[begin Supplied data]
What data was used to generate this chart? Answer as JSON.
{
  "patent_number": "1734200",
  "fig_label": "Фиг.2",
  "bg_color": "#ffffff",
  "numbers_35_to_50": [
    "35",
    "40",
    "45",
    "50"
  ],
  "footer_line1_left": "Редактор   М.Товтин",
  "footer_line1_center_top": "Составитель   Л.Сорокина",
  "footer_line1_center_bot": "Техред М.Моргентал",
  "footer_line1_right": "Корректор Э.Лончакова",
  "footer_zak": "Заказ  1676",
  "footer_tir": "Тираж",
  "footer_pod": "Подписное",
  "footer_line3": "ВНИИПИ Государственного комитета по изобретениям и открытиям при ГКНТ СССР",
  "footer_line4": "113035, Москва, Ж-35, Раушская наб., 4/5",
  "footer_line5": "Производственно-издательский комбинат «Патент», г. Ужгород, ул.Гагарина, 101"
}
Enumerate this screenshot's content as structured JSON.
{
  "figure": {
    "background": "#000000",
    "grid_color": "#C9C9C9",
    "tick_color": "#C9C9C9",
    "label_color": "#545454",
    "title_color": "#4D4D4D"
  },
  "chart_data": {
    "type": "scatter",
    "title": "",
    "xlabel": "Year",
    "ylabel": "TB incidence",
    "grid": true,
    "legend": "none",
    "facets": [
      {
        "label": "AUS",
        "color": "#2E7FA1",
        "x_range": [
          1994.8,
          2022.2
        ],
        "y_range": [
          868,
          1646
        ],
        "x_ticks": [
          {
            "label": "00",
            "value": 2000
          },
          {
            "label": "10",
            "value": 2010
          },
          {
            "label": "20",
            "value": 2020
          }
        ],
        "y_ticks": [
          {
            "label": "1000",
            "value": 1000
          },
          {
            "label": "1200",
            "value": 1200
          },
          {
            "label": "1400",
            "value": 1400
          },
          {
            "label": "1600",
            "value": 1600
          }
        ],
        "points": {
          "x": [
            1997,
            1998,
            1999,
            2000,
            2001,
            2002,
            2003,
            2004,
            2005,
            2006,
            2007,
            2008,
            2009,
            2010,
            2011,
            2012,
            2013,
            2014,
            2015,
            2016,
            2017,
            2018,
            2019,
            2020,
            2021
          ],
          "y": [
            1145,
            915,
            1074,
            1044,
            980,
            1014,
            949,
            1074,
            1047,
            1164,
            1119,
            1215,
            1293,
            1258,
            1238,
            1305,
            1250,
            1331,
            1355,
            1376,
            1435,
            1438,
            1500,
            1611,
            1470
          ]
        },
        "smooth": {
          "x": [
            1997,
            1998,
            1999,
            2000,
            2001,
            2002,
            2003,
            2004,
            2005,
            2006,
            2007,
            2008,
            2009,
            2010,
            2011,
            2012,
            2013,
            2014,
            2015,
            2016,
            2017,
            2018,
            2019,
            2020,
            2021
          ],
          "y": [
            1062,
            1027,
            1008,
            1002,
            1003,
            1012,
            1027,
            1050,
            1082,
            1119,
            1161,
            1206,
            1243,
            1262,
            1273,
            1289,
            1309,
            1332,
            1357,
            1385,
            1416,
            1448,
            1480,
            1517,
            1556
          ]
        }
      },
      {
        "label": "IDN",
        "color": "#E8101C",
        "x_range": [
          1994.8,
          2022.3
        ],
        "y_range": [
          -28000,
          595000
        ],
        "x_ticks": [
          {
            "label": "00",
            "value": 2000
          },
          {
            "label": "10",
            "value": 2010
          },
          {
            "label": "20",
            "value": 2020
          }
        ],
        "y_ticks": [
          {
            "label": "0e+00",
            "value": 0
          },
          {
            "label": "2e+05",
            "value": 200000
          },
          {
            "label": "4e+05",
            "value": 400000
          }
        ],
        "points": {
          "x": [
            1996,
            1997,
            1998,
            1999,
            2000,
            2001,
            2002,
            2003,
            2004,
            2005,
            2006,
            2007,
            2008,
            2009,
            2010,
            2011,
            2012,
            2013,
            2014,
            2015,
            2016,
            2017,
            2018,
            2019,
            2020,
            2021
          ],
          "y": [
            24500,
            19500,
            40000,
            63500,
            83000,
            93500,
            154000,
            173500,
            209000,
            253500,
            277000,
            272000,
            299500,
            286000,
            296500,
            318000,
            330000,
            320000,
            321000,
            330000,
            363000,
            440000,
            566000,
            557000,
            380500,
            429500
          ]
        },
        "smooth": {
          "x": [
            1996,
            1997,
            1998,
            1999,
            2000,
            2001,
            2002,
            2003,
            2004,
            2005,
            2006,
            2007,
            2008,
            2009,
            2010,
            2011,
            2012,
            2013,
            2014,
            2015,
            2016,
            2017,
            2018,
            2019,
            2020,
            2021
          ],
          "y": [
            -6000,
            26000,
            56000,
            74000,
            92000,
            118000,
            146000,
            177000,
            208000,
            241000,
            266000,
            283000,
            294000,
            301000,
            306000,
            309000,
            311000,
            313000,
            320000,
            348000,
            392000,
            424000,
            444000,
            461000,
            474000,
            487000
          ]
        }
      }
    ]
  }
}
[end Supplied data]
Your instructions —
Emit the records above again, exactly, with no line skipped.

Response below —
What data was used to generate this chart? Answer as JSON.
{
  "patent_number": "1734200",
  "fig_label": "Фиг.2",
  "bg_color": "#ffffff",
  "numbers_35_to_50": [
    "35",
    "40",
    "45",
    "50"
  ],
  "footer_line1_left": "Редактор   М.Товтин",
  "footer_line1_center_top": "Составитель   Л.Сорокина",
  "footer_line1_center_bot": "Техред М.Моргентал",
  "footer_line1_right": "Корректор Э.Лончакова",
  "footer_zak": "Заказ  1676",
  "footer_tir": "Тираж",
  "footer_pod": "Подписное",
  "footer_line3": "ВНИИПИ Государственного комитета по изобретениям и открытиям при ГКНТ СССР",
  "footer_line4": "113035, Москва, Ж-35, Раушская наб., 4/5",
  "footer_line5": "Производственно-издательский комбинат «Патент», г. Ужгород, ул.Гагарина, 101"
}
Enumerate this screenshot's content as structured JSON.
{
  "figure": {
    "background": "#000000",
    "grid_color": "#C9C9C9",
    "tick_color": "#C9C9C9",
    "label_color": "#545454",
    "title_color": "#4D4D4D"
  },
  "chart_data": {
    "type": "scatter",
    "title": "",
    "xlabel": "Year",
    "ylabel": "TB incidence",
    "grid": true,
    "legend": "none",
    "facets": [
      {
        "label": "AUS",
        "color": "#2E7FA1",
        "x_range": [
          1994.8,
          2022.2
        ],
        "y_range": [
          868,
          1646
        ],
        "x_ticks": [
          {
            "label": "00",
            "value": 2000
          },
          {
            "label": "10",
            "value": 2010
          },
          {
            "label": "20",
            "value": 2020
          }
        ],
        "y_ticks": [
          {
            "label": "1000",
            "value": 1000
          },
          {
            "label": "1200",
            "value": 1200
          },
          {
            "label": "1400",
            "value": 1400
          },
          {
            "label": "1600",
            "value": 1600
          }
        ],
        "points": {
          "x": [
            1997,
            1998,
            1999,
            2000,
            2001,
            2002,
            2003,
            2004,
            2005,
            2006,
            2007,
            2008,
            2009,
            2010,
            2011,
            2012,
            2013,
            2014,
            2015,
            2016,
            2017,
            2018,
            2019,
            2020,
            2021
          ],
          "y": [
            1145,
            915,
            1074,
            1044,
            980,
            1014,
            949,
            1074,
            1047,
            1164,
            1119,
            1215,
            1293,
            1258,
            1238,
            1305,
            1250,
            1331,
            1355,
            1376,
            1435,
            1438,
            1500,
            1611,
            1470
          ]
        },
        "smooth": {
          "x": [
            1997,
            1998,
            1999,
            2000,
            2001,
            2002,
            2003,
            2004,
            2005,
            2006,
            2007,
            2008,
            2009,
            2010,
            2011,
            2012,
            2013,
            2014,
            2015,
            2016,
            2017,
            2018,
            2019,
            2020,
            2021
          ],
          "y": [
            1062,
            1027,
            1008,
            1002,
            1003,
            1012,
            1027,
            1050,
            1082,
            1119,
            1161,
            1206,
            1243,
            1262,
            1273,
            1289,
            1309,
            1332,
            1357,
            1385,
            1416,
            1448,
            1480,
            1517,
            1556
          ]
        }
      },
      {
        "label": "IDN",
        "color": "#E8101C",
        "x_range": [
          1994.8,
          2022.3
        ],
        "y_range": [
          -28000,
          595000
        ],
        "x_ticks": [
          {
            "label": "00",
            "value": 2000
          },
          {
            "label": "10",
            "value": 2010
          },
          {
            "label": "20",
            "value": 2020
          }
        ],
        "y_ticks": [
          {
            "label": "0e+00",
            "value": 0
          },
          {
            "label": "2e+05",
            "value": 200000
          },
          {
            "label": "4e+05",
            "value": 400000
          }
        ],
        "points": {
          "x": [
            1996,
            1997,
            1998,
            1999,
            2000,
            2001,
            2002,
            2003,
            2004,
            2005,
            2006,
            2007,
            2008,
            2009,
            2010,
            2011,
            2012,
            2013,
            2014,
            2015,
            2016,
            2017,
            2018,
            2019,
            2020,
            2021
          ],
          "y": [
            24500,
            19500,
            40000,
            63500,
            83000,
            93500,
            154000,
            173500,
            209000,
            253500,
            277000,
            272000,
            299500,
            286000,
            296500,
            318000,
            330000,
            320000,
            321000,
            330000,
            363000,
            440000,
            566000,
            557000,
            380500,
            429500
          ]
        },
        "smooth": {
          "x": [
            1996,
            1997,
            1998,
            1999,
            2000,
            2001,
            2002,
            2003,
            2004,
            2005,
            2006,
            2007,
            2008,
            2009,
            2010,
            2011,
            2012,
            2013,
            2014,
            2015,
            2016,
            2017,
            2018,
            2019,
            2020,
            2021
          ],
          "y": [
            -6000,
            26000,
            56000,
            74000,
            92000,
            118000,
            146000,
            177000,
            208000,
            241000,
            266000,
            283000,
            294000,
            301000,
            306000,
            309000,
            311000,
            313000,
            320000,
            348000,
            392000,
            424000,
            444000,
            461000,
            474000,
            487000
          ]
        }
      }
    ]
  }
}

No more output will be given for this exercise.